— start Records provided —

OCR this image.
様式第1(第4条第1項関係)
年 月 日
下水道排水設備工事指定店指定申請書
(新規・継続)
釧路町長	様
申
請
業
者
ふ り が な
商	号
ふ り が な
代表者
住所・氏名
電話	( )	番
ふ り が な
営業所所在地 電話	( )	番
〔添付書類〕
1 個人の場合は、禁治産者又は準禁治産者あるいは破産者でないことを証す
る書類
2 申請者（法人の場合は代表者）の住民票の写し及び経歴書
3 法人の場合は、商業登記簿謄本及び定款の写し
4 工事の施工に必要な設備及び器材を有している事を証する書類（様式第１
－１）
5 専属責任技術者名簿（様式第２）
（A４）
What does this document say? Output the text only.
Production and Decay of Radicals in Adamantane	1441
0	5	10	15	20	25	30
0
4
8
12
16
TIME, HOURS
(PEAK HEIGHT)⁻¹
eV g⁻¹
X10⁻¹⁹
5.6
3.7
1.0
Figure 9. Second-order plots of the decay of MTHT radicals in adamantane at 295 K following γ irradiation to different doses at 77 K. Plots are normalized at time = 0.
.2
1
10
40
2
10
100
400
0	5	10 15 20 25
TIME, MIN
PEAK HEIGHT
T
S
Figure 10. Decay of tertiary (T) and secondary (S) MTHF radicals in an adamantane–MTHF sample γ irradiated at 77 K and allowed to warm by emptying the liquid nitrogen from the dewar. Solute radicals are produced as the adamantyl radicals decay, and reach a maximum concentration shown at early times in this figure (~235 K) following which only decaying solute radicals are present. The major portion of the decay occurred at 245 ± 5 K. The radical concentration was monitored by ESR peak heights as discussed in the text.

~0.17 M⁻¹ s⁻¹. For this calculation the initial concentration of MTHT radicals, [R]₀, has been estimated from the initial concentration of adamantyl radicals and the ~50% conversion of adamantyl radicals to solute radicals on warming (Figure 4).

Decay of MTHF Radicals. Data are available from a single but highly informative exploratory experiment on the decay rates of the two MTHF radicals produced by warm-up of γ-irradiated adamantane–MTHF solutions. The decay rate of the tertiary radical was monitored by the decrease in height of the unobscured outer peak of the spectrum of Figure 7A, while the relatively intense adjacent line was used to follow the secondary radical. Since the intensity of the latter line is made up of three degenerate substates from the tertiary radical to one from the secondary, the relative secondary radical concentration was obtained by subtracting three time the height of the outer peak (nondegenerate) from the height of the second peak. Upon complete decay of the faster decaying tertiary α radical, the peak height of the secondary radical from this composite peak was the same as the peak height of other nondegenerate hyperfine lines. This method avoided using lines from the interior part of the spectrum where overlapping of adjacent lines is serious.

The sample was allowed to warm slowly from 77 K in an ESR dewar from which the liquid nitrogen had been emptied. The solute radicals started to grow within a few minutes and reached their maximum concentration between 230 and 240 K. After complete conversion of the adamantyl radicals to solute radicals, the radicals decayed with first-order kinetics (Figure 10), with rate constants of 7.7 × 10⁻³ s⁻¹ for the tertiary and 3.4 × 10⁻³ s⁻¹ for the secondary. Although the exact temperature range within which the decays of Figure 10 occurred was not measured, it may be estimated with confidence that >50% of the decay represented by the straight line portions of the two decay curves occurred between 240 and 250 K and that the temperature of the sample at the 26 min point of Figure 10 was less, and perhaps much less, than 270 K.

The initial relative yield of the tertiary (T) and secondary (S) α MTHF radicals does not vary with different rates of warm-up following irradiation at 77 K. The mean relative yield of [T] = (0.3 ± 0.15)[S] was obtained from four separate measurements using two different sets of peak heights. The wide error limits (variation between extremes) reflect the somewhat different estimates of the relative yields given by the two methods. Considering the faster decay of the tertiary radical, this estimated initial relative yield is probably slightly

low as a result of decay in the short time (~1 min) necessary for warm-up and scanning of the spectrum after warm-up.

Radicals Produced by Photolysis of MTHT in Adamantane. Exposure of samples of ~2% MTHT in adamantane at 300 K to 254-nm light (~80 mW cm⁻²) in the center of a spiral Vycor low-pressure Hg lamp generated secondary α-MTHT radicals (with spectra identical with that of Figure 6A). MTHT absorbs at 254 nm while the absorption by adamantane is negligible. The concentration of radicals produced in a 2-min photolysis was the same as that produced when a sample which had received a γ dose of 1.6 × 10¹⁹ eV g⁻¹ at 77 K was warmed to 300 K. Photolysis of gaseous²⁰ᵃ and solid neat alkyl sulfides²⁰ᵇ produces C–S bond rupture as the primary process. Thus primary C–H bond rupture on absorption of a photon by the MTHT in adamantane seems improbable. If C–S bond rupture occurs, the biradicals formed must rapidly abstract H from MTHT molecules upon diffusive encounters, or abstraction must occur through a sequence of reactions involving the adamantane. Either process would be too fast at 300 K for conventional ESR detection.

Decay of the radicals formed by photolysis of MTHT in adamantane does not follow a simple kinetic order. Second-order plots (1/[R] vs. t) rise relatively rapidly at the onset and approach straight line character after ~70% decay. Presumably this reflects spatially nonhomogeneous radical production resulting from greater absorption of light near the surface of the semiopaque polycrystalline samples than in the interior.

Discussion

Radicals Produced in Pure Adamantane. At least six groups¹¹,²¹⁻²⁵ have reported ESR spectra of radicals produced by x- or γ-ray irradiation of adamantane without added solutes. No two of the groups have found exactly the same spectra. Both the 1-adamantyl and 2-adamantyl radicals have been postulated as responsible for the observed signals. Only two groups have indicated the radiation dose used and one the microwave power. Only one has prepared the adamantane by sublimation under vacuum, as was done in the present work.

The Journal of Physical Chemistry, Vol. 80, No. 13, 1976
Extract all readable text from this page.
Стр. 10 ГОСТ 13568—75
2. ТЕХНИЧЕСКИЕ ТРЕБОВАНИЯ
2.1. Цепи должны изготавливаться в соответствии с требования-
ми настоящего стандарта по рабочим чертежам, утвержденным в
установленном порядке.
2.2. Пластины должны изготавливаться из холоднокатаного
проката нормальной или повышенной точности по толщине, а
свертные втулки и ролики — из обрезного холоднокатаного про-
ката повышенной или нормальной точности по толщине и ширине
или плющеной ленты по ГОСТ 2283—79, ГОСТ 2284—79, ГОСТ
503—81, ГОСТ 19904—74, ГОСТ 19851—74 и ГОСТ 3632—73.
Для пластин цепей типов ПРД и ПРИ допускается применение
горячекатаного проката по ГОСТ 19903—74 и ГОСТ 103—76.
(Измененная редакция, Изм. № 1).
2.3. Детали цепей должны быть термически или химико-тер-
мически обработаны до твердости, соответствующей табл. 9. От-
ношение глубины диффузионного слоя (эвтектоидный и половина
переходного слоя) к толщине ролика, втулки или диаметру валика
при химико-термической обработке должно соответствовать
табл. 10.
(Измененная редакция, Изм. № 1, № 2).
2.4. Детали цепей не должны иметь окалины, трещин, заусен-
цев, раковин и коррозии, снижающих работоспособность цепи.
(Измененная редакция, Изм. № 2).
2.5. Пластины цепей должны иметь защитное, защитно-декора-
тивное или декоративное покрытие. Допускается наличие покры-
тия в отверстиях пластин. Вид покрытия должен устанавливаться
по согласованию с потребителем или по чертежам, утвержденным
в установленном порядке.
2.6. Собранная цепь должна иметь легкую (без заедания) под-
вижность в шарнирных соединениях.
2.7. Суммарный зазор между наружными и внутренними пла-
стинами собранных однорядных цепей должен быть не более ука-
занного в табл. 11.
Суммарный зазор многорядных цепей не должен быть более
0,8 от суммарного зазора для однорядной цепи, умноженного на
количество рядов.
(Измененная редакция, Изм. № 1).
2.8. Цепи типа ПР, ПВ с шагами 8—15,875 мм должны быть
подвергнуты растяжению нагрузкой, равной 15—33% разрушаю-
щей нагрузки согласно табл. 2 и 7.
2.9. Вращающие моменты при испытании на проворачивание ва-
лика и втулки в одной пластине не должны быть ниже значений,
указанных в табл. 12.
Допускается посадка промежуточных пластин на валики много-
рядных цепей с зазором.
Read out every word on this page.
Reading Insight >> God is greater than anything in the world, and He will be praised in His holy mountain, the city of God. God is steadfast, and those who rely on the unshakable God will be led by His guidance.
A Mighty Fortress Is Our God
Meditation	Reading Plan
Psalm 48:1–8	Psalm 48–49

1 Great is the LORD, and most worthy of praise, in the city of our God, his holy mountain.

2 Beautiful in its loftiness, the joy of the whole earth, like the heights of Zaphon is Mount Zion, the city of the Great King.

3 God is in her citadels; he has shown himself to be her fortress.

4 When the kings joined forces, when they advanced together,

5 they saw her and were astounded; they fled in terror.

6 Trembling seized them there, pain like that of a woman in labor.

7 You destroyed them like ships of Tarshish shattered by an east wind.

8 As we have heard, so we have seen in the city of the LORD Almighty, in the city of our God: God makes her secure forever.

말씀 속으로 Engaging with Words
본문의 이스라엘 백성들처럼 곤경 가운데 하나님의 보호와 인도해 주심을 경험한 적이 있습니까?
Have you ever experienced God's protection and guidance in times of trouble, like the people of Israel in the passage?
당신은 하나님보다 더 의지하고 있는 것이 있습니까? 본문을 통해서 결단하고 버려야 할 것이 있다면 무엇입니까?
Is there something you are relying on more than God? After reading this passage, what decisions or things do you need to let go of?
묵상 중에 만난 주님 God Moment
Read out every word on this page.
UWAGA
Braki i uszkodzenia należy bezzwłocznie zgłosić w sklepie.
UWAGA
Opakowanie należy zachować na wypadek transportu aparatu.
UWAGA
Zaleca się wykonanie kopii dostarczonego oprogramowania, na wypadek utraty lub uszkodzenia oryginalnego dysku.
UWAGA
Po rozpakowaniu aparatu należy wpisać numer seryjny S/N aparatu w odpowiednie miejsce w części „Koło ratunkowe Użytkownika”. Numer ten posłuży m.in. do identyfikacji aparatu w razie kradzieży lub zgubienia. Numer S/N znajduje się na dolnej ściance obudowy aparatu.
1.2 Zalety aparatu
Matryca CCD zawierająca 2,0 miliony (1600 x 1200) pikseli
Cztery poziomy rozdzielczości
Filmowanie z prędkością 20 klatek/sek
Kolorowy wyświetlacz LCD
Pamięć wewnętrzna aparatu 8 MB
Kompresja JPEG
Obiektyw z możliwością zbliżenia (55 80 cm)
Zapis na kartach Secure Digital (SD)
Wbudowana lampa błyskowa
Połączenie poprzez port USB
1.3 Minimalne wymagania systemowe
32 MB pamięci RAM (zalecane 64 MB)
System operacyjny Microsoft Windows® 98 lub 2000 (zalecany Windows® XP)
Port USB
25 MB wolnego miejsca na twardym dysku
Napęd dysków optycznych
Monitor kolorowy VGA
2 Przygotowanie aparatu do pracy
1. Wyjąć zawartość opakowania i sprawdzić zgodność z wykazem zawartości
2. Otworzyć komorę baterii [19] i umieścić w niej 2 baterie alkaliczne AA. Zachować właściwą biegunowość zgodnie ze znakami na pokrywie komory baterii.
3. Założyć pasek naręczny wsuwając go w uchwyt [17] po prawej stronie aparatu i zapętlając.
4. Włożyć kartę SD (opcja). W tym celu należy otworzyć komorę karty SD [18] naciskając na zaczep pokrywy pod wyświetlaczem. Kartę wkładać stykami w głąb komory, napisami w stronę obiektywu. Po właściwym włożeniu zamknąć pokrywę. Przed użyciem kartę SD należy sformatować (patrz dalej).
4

— end Records provided —

Task description
Count each line of the data where the word "установленном" appears, then reply with the total only.

Answer to this exercise
2